■ RECORDS SHOWN:
== == ==

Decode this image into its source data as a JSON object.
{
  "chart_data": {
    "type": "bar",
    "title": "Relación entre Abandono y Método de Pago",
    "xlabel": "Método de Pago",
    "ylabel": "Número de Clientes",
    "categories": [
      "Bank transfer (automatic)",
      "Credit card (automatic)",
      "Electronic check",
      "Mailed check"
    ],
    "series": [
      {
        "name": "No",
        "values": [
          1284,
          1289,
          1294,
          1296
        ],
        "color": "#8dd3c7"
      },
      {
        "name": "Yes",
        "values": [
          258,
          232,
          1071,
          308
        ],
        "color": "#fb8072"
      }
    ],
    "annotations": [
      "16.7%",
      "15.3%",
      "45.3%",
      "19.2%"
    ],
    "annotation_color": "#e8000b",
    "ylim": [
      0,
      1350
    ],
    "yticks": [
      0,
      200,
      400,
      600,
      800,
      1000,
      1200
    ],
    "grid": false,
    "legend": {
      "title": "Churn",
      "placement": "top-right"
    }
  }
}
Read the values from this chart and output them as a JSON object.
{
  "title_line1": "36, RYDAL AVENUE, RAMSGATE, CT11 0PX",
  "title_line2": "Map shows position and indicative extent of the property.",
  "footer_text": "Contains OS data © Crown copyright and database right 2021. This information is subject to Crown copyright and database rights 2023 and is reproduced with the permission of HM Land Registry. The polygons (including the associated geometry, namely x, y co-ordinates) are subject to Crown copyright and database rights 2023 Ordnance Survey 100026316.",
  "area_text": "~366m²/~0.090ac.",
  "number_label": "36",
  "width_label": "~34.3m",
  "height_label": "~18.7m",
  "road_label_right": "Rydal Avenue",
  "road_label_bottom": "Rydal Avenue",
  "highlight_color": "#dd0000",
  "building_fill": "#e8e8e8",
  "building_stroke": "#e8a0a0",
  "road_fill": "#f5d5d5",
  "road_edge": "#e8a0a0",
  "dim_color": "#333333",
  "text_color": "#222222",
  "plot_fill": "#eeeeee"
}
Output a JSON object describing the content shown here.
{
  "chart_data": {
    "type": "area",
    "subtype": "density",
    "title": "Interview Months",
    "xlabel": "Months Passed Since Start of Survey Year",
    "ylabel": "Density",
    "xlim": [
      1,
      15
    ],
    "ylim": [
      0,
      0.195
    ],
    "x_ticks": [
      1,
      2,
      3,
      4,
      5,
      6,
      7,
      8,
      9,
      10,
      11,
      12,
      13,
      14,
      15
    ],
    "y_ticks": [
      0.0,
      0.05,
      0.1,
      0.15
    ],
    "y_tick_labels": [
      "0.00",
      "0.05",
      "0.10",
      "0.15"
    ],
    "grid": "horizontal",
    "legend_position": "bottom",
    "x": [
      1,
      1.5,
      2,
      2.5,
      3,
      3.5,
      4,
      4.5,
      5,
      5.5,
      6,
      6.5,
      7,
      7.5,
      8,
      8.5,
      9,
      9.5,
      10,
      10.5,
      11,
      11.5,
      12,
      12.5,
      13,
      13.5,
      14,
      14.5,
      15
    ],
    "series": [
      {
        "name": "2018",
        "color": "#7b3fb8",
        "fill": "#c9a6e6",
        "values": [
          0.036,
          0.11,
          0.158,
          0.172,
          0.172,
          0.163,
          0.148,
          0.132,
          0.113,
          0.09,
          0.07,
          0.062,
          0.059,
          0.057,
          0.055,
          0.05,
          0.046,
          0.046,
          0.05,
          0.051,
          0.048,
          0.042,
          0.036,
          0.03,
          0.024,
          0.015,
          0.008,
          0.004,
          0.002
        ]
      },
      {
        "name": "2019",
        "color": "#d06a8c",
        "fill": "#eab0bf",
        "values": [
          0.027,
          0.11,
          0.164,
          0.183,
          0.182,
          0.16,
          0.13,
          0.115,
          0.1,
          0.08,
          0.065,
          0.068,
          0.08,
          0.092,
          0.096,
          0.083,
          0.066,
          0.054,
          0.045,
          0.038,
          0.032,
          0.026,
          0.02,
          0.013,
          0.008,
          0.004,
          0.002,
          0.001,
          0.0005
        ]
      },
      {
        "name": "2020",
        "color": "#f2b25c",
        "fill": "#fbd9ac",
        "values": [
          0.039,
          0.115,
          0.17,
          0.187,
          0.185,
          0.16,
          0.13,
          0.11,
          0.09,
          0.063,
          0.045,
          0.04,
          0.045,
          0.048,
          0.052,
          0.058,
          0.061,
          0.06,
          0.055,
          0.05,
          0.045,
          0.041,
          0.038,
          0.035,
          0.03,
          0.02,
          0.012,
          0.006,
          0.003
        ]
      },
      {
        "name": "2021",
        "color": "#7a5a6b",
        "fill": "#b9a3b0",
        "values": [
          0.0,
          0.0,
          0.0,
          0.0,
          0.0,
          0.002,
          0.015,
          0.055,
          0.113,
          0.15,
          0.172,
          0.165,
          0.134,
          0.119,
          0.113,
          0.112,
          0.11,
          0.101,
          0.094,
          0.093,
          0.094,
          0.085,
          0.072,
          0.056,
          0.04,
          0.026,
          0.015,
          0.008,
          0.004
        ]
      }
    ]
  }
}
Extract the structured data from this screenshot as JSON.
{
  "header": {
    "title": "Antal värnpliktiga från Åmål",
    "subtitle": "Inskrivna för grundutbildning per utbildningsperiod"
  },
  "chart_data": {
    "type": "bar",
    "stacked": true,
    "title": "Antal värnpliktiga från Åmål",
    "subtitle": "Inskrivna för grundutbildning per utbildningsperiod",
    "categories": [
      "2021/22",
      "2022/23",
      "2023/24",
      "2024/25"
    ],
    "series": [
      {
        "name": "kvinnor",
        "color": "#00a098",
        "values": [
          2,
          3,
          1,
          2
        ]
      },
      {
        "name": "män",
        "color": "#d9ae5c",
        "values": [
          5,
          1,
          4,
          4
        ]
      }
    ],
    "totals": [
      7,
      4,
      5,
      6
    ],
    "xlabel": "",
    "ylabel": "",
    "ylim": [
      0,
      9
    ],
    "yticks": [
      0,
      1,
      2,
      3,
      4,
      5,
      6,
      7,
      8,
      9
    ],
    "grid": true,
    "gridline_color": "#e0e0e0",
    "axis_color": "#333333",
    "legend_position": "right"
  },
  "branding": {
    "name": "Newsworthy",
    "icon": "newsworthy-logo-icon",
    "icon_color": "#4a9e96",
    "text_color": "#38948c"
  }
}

== == ==

■ WORK TO BE COMPLETED: Only a number is expected here: the count of lines in the listing that hold the string "Método".

■ EXERCISE RESPONSE: 2